— Objective —
Filter the records for lines holding the string "this".

[Dataset excerpt]
..........

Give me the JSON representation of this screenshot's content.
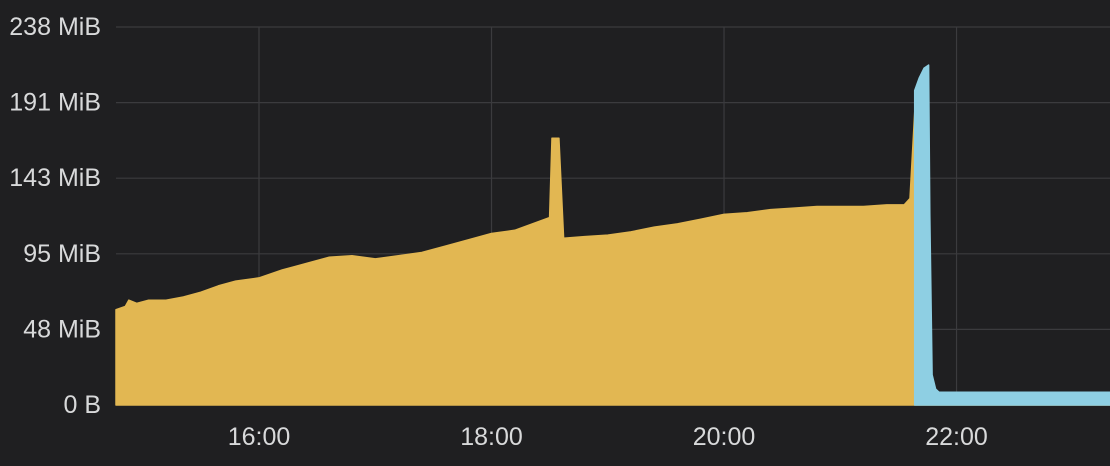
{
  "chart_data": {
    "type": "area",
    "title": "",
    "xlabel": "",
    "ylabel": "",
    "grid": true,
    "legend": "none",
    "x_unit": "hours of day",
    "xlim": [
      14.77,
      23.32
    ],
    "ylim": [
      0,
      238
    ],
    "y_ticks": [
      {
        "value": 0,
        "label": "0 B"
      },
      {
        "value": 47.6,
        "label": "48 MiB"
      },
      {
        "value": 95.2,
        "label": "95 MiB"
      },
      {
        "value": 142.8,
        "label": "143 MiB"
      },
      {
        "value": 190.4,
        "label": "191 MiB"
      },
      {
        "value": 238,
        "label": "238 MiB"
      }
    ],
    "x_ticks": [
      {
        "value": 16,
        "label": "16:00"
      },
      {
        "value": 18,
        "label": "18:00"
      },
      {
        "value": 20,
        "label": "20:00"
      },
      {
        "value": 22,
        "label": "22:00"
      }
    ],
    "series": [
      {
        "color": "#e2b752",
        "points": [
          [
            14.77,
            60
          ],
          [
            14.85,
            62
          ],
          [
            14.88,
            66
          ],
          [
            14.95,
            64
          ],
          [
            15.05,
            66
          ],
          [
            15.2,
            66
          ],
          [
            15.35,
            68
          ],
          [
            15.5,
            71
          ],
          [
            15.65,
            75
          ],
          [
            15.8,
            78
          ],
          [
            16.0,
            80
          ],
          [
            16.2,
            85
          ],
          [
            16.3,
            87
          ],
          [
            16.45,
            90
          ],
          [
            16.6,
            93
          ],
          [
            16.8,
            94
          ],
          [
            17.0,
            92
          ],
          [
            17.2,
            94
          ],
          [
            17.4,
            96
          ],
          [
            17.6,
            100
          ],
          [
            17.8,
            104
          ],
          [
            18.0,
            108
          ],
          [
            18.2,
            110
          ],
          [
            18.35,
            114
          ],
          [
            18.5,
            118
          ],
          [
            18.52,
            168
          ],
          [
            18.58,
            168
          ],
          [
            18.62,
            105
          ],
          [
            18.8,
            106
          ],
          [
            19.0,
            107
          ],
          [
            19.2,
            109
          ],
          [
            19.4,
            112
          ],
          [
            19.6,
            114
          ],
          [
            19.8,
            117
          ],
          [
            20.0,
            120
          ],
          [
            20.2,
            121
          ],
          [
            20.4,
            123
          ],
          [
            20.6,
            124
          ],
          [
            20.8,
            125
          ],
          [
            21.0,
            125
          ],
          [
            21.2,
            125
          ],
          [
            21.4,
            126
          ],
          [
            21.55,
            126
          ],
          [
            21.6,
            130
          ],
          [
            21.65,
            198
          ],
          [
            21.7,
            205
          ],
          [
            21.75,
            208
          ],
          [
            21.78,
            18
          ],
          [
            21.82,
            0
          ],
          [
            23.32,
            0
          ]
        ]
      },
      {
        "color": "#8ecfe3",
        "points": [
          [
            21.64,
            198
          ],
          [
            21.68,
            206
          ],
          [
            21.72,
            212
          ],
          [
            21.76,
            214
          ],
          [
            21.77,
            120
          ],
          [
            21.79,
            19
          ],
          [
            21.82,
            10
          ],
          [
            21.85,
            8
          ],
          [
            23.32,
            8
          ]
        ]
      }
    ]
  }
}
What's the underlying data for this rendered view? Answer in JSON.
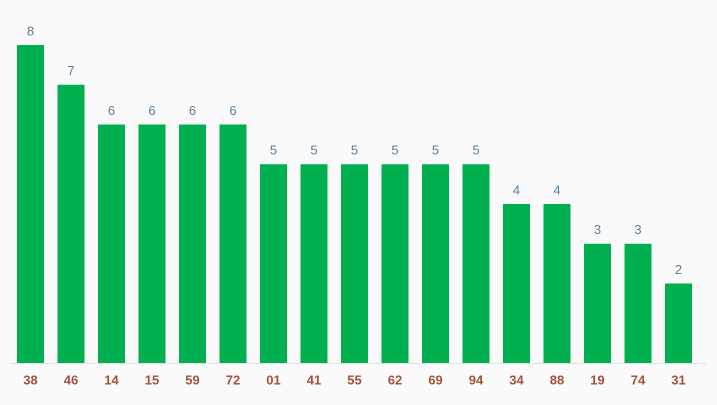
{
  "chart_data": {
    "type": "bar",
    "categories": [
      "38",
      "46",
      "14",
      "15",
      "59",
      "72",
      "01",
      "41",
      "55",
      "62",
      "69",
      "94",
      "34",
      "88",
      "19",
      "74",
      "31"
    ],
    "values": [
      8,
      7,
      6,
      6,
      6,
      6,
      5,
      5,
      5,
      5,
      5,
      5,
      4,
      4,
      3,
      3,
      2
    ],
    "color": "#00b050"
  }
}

..........

— Reply —
Give me the JSON representation of this screenshot's content.
What's the underlying data for this rendered view? Answer in JSON.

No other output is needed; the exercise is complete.